Saved entries
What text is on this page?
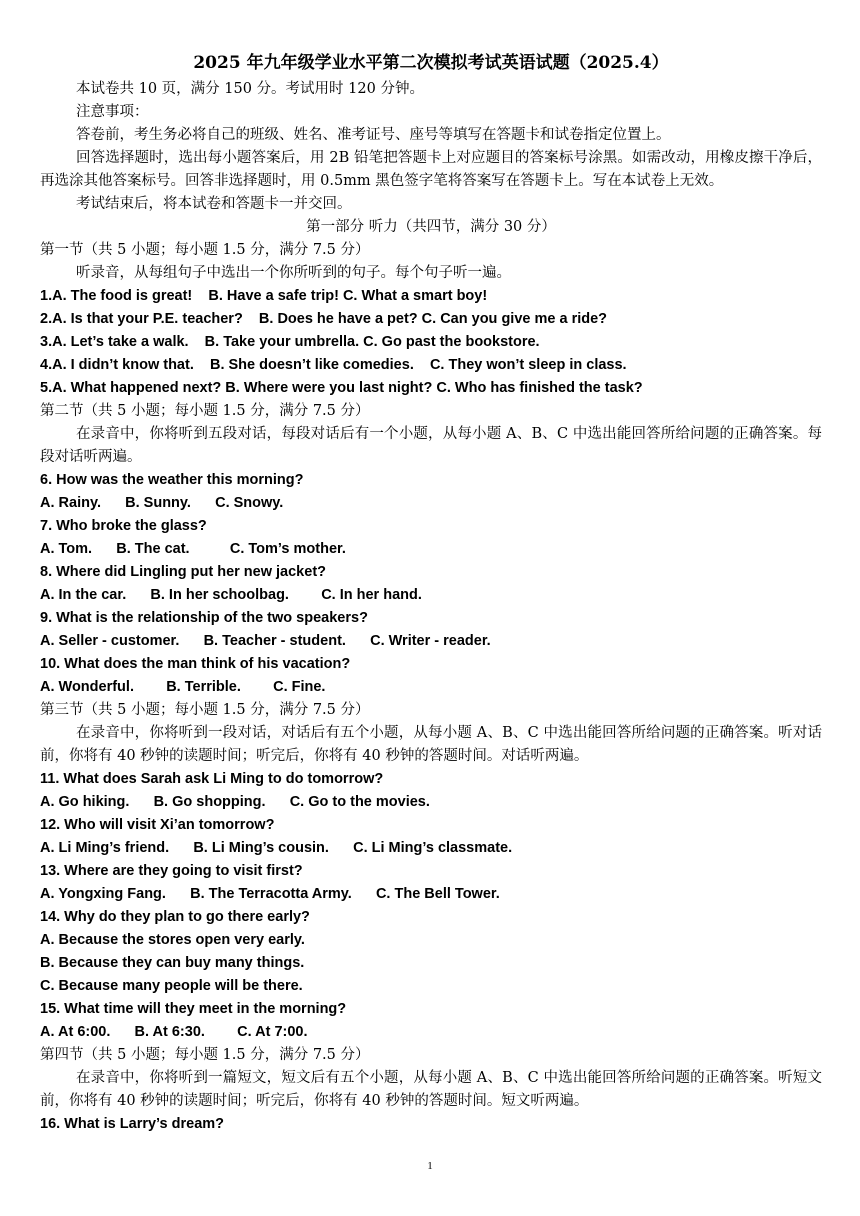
2025 年九年级学业水平第二次模拟考试英语试题（2025.4）
本试卷共 10 页，满分 150 分。考试用时 120 分钟。
注意事项：
答卷前，考生务必将自己的班级、姓名、准考证号、座号等填写在答题卡和试卷指定位置上。
回答选择题时，选出每小题答案后，用 2B 铅笔把答题卡上对应题目的答案标号涂黑。如需改动，用橡皮擦干净后，再选涂其他答案标号。回答非选择题时，用 0.5mm 黑色签字笔将答案写在答题卡上。写在本试卷上无效。
考试结束后，将本试卷和答题卡一并交回。
第一部分 听力（共四节，满分 30 分）
第一节（共 5 小题；每小题 1.5 分，满分 7.5 分）
听录音，从每组句子中选出一个你所听到的句子。每个句子听一遍。
1.A. The food is great!    B. Have a safe trip! C. What a smart boy!
2.A. Is that your P.E. teacher?    B. Does he have a pet? C. Can you give me a ride?
3.A. Let’s take a walk.    B. Take your umbrella. C. Go past the bookstore.
4.A. I didn’t know that.    B. She doesn’t like comedies.    C. They won’t sleep in class.
5.A. What happened next? B. Where were you last night? C. Who has finished the task?
第二节（共 5 小题；每小题 1.5 分，满分 7.5 分）
在录音中，你将听到五段对话，每段对话后有一个小题，从每小题 A、B、C 中选出能回答所给问题的正确答案。每段对话听两遍。
6. How was the weather this morning?
A. Rainy.      B. Sunny.      C. Snowy.
7. Who broke the glass?
A. Tom.      B. The cat.          C. Tom’s mother.
8. Where did Lingling put her new jacket?
A. In the car.      B. In her schoolbag.        C. In her hand.
9. What is the relationship of the two speakers?
A. Seller - customer.      B. Teacher - student.      C. Writer - reader.
10. What does the man think of his vacation?
A. Wonderful.        B. Terrible.        C. Fine.
第三节（共 5 小题；每小题 1.5 分，满分 7.5 分）
在录音中，你将听到一段对话，对话后有五个小题，从每小题 A、B、C 中选出能回答所给问题的正确答案。听对话前，你将有 40 秒钟的读题时间；听完后，你将有 40 秒钟的答题时间。对话听两遍。
11. What does Sarah ask Li Ming to do tomorrow?
A. Go hiking.      B. Go shopping.      C. Go to the movies.
12. Who will visit Xi’an tomorrow?
A. Li Ming’s friend.      B. Li Ming’s cousin.      C. Li Ming’s classmate.
13. Where are they going to visit first?
A. Yongxing Fang.      B. The Terracotta Army.      C. The Bell Tower.
14. Why do they plan to go there early?
A. Because the stores open very early.
B. Because they can buy many things.
C. Because many people will be there.
15. What time will they meet in the morning?
A. At 6:00.      B. At 6:30.        C. At 7:00.
第四节（共 5 小题；每小题 1.5 分，满分 7.5 分）
在录音中，你将听到一篇短文，短文后有五个小题，从每小题 A、B、C 中选出能回答所给问题的正确答案。听短文前，你将有 40 秒钟的读题时间；听完后，你将有 40 秒钟的答题时间。短文听两遍。
16. What is Larry’s dream?
1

• [Stated task]:
Pictures are not part of the copy; output everything else in the records exactly.

• [Task answer]:
What text is on this page?
2025 年九年级学业水平第二次模拟考试英语试题（2025.4）
本试卷共 10 页，满分 150 分。考试用时 120 分钟。
注意事项：
答卷前，考生务必将自己的班级、姓名、准考证号、座号等填写在答题卡和试卷指定位置上。
回答选择题时，选出每小题答案后，用 2B 铅笔把答题卡上对应题目的答案标号涂黑。如需改动，用橡皮擦干净后，再选涂其他答案标号。回答非选择题时，用 0.5mm 黑色签字笔将答案写在答题卡上。写在本试卷上无效。
考试结束后，将本试卷和答题卡一并交回。
第一部分 听力（共四节，满分 30 分）
第一节（共 5 小题；每小题 1.5 分，满分 7.5 分）
听录音，从每组句子中选出一个你所听到的句子。每个句子听一遍。
1.A. The food is great!    B. Have a safe trip! C. What a smart boy!
2.A. Is that your P.E. teacher?    B. Does he have a pet? C. Can you give me a ride?
3.A. Let’s take a walk.    B. Take your umbrella. C. Go past the bookstore.
4.A. I didn’t know that.    B. She doesn’t like comedies.    C. They won’t sleep in class.
5.A. What happened next? B. Where were you last night? C. Who has finished the task?
第二节（共 5 小题；每小题 1.5 分，满分 7.5 分）
在录音中，你将听到五段对话，每段对话后有一个小题，从每小题 A、B、C 中选出能回答所给问题的正确答案。每段对话听两遍。
6. How was the weather this morning?
A. Rainy.      B. Sunny.      C. Snowy.
7. Who broke the glass?
A. Tom.      B. The cat.          C. Tom’s mother.
8. Where did Lingling put her new jacket?
A. In the car.      B. In her schoolbag.        C. In her hand.
9. What is the relationship of the two speakers?
A. Seller - customer.      B. Teacher - student.      C. Writer - reader.
10. What does the man think of his vacation?
A. Wonderful.        B. Terrible.        C. Fine.
第三节（共 5 小题；每小题 1.5 分，满分 7.5 分）
在录音中，你将听到一段对话，对话后有五个小题，从每小题 A、B、C 中选出能回答所给问题的正确答案。听对话前，你将有 40 秒钟的读题时间；听完后，你将有 40 秒钟的答题时间。对话听两遍。
11. What does Sarah ask Li Ming to do tomorrow?
A. Go hiking.      B. Go shopping.      C. Go to the movies.
12. Who will visit Xi’an tomorrow?
A. Li Ming’s friend.      B. Li Ming’s cousin.      C. Li Ming’s classmate.
13. Where are they going to visit first?
A. Yongxing Fang.      B. The Terracotta Army.      C. The Bell Tower.
14. Why do they plan to go there early?
A. Because the stores open very early.
B. Because they can buy many things.
C. Because many people will be there.
15. What time will they meet in the morning?
A. At 6:00.      B. At 6:30.        C. At 7:00.
第四节（共 5 小题；每小题 1.5 分，满分 7.5 分）
在录音中，你将听到一篇短文，短文后有五个小题，从每小题 A、B、C 中选出能回答所给问题的正确答案。听短文前，你将有 40 秒钟的读题时间；听完后，你将有 40 秒钟的答题时间。短文听两遍。
16. What is Larry’s dream?
1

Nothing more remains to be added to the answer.